Document text.
- Opening Delimiter -

Osborne's 1994 and 1995 teams allowed Nebraska to become just the second school in history to post back-to-back perfect national championship seasons (Oklahoma 1955-56). Nebraska put together the best five-year run in college football history from 1993 to 1997, going 60-3 with five straight 11-win seasons. Osborne led NU to 13 conference crowns, including six of his last seven seasons on the sideline. All 25 of his Husker teams won at least nine games and went to a bowl, while 15 won 10-or-more games.

In the classroom, the NU football program totaled 65 CoSIDA Academic All-America awards in Osborne's 25 years. In fact, he accumulated more football academic All-Americans in his 25 years as coach than any other football program in the nation has produced in its history.

Following his retirement from coaching, Osborne turned his attention to serving the state in the U.S. House of Representatives. A Hastings, Neb. native, Osborne served the state's 3rd congressional district for three terms in Washington, D.C. from 2000 to 2006.

Osborne returned to the University as a senior lecturer at Nebraska in the College of Business Administration, teaching leadership and business ethics, in the fall of 2007, before being asked by Chancellor Harvey Perlman to return to Nebraska as athletic director in October of 2007. Despite being at the helm of the Athletic Department for a relatively short time, Osborne made historic decisions that will impact Nebraska athletics well into the future.

In June of 2010, Osborne was a key figure in the decision for Nebraska to join the Big Ten Conference beginning in the 2011-12 academic year. Nebraska's move to the Big Ten will continue to add University-wide academic opportunities, while providing financial stability for the athletic department for years to come. Just a few months later, Osborne announced an aggressive expansion plan for the east side of Memorial Stadium that will increase attendance past 90,000 for the first time, while continuing Nebraska's NCAA record-setting sellout streak. The expansion, now complete, includes athletic and academic research components.

- Closing Delimiter -

Information given.
- Opening Delimiter -

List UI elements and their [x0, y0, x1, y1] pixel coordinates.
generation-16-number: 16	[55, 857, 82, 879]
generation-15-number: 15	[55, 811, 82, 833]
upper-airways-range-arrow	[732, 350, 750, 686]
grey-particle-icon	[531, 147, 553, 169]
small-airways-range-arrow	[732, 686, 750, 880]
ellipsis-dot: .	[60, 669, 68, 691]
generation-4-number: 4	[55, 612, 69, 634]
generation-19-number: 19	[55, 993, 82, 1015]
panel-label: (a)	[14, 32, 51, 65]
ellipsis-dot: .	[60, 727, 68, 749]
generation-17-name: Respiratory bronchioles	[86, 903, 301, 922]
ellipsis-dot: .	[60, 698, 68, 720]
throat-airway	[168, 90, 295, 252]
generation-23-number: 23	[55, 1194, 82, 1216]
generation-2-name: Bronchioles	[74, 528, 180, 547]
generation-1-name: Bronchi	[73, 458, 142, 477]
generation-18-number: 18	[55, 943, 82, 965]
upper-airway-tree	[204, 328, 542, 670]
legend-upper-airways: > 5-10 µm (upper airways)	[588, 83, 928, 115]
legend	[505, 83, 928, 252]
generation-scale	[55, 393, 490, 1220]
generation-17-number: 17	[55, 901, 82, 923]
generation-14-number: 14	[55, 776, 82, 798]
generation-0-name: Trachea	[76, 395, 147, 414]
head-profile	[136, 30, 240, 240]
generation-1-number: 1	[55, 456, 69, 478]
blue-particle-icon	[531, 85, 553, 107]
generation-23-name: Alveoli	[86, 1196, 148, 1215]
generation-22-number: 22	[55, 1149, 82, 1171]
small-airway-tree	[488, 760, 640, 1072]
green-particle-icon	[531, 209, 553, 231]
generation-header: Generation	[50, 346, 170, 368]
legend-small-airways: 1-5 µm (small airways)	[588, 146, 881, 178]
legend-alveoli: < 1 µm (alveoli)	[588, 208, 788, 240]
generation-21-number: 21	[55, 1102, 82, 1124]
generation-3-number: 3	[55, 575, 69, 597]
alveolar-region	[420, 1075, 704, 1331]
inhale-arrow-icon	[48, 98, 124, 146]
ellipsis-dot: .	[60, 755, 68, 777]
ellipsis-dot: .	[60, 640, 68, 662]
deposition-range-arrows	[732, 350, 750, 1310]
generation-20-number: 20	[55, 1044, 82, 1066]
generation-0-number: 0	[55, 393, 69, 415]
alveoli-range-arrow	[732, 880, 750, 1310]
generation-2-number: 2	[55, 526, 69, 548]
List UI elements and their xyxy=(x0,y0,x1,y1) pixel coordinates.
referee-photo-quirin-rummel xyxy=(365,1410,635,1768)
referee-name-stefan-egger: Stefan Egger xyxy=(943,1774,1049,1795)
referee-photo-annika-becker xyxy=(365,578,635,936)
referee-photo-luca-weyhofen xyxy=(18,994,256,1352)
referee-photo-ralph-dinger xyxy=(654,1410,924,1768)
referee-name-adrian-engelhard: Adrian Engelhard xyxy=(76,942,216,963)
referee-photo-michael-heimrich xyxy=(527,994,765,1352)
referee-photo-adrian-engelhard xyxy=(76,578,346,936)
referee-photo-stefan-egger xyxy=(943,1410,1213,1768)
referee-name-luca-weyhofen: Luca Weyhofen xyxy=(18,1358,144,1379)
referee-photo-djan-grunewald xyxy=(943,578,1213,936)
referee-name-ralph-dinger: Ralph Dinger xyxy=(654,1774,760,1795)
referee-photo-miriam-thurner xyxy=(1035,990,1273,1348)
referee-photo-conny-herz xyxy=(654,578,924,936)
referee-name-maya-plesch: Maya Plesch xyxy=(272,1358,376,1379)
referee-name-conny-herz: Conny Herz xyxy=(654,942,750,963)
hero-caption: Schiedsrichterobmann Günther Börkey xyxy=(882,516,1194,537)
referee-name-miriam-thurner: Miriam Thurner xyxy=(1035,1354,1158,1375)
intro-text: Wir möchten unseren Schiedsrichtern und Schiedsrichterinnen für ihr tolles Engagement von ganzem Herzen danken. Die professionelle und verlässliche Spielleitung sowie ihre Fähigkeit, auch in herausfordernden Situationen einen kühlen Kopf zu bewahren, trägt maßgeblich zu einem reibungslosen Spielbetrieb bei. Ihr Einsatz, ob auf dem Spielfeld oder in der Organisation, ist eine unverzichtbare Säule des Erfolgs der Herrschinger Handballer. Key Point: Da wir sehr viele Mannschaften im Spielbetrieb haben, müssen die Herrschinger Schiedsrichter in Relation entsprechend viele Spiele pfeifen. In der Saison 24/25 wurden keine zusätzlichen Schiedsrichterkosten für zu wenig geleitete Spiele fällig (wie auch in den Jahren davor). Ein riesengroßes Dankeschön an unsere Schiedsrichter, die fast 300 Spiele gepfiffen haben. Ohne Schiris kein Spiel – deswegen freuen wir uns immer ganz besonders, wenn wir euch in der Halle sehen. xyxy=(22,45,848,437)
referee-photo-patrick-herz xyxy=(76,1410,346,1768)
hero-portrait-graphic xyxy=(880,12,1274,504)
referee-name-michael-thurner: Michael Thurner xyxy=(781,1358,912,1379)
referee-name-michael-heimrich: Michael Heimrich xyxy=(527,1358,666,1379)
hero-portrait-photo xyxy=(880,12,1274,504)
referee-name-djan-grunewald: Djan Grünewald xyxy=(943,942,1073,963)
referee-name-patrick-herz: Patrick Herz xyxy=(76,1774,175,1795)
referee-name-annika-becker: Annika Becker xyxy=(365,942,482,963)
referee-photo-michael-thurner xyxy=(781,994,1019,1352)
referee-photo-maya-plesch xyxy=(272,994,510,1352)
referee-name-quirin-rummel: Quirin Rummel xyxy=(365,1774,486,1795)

- Closing Delimiter -

Tasks.
- a) Does the text about Osborne's career agree with each of these statements? Answer yes or no for each, quoting the words from the text that decide it.
(i) Osborne represented Nebraska's 3rd congressional district for three terms.
(ii) From 1993 to 1997, Nebraska went 60-3.
(iii) Osborne was athletic director before he taught as a senior lecturer in the College of Business Administration.
- b) Continue the text about Osborne's career from the point where it stops.
The items have nothing to do with the text about Osborne's career.

Responses for each task.
- a)
(i) Yes: "Osborne served the state's 3rd congressional district for three terms in Washington, D.C. from 2000 to 2006."
(ii) Yes: "Nebraska put together the best five-year run in college football history from 1993 to 1997, going 60-3 with five straight 11-win seasons."
(iii) No: "Osborne returned to the University as a senior lecturer at Nebraska in the College of Business Administration, teaching leadership and business ethics, in the fall of 2007, before being asked by Chancellor Harvey Perlman to return to Nebraska as athletic director in October of 2007."

- b)
Osborne also played a leading role in several other building projects that put Nebraska's facilities at the very top in collegiate athletics. In the spring of 2010, the city of Lincoln also received voter approval to begin construction on Pinnacle Bank Arena, which now serves as the new competitive home for both Nebraska men's and women's basketball programs as of the 2013-14 season. The basketball programs, the wrestling program and many of NU's other sports also have benefitted from the new Hendricks Training Complex at the Bob Devaney Sports Center. The facility, which opened in October of 2011, includes practice and team areas, and greatly expanded athletic medicine and strength training areas. The Nebraska baseball and softball programs also received a new indoor practice facility that opened in the fall of 2001 at Haymarket Park.

The first step in Osborne's aggressive building plan for Nebraska's facilities began in the summer of 2010, as the Huskers broke ground on the Student Life Complex on the west side of Memorial Stadium. The Student Life Complex, which opened in the fall of 2010, directly benefits every Husker student-athlete with expanded academic resources.

Osborne retired as athletic director on Jan. 2, 2013. Following a six-month role as Athletic Director Emeritus, Osborne plans to devote even more time to possibly his greatest passion, the TeamMates Mentoring Program. The program provides encouragement to school-aged youth to help them graduate from high school and pursue a post-secondary education. The program now serves nearly 7,000 youth with mentors with a goal to serve 10,000 youth by 2015.

Osborne is also continuing to play a leading role in college football. In October, Osborne was one of 13 individuals selected as members of the first College Football Playoff Committee. The group will be charged with selecting the four teams that will participate in the new College Football Playoff which will begin following the 2014 season.